───── SOURCE DATA ─────
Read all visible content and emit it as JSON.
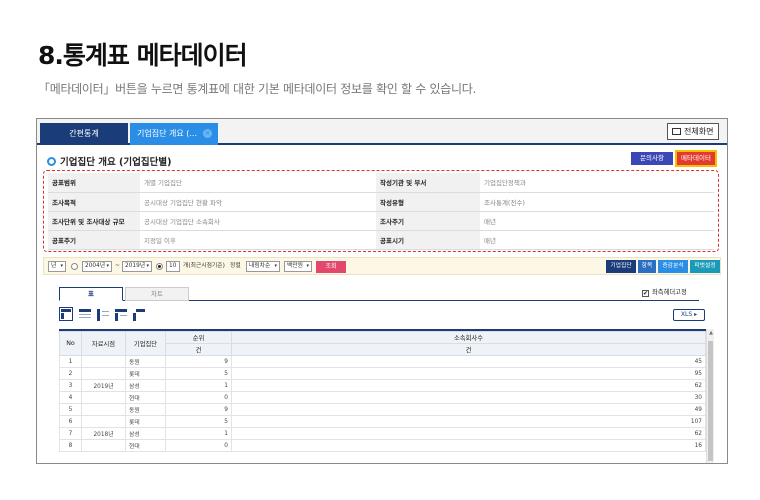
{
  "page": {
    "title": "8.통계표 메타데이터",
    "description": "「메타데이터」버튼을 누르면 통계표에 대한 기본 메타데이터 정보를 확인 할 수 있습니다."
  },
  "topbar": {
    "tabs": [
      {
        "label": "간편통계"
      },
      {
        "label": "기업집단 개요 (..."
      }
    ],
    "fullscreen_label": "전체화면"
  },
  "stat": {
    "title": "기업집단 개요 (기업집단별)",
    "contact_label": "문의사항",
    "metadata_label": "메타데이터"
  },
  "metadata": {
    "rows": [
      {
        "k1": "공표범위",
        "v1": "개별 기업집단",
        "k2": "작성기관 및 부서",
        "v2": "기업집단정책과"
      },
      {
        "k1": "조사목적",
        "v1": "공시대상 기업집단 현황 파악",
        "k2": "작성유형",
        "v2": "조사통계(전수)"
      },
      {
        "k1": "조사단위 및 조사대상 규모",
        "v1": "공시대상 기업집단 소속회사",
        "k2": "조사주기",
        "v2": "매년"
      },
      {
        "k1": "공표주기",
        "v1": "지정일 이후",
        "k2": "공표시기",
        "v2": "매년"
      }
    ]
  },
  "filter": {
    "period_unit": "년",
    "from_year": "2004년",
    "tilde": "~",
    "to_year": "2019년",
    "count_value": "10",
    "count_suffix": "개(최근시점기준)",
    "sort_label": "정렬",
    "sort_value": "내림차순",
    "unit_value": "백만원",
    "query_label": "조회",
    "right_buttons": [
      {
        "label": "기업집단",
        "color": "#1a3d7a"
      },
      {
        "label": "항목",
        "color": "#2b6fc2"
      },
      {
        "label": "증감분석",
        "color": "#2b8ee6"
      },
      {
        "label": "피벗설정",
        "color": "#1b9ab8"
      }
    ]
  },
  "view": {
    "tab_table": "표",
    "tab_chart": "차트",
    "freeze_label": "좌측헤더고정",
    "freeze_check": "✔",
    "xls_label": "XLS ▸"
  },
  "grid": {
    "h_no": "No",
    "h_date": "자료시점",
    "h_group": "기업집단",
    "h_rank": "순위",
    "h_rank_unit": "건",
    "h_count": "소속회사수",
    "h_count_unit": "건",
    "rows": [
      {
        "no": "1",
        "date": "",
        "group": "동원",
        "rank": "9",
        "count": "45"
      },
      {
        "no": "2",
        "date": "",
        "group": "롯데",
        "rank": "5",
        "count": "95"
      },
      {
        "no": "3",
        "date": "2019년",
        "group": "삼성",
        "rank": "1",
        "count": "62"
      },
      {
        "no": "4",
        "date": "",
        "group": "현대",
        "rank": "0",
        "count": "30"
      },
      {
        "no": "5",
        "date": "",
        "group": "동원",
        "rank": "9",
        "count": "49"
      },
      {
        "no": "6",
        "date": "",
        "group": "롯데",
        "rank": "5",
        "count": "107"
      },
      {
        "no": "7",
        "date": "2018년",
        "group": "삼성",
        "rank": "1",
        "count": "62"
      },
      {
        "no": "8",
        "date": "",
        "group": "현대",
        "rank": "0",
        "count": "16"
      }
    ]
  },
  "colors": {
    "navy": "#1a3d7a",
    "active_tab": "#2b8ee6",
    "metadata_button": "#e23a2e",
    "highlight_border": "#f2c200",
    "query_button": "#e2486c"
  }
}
─────
REQUIRED WORK: Locate the lines above that contain "메타데이터" and copy them.

COMPLETE RESPONSE:
    "title": "8.통계표 메타데이터",
    "description": "「메타데이터」버튼을 누르면 통계표에 대한 기본 메타데이터 정보를 확인 할 수 있습니다."
    "metadata_label": "메타데이터"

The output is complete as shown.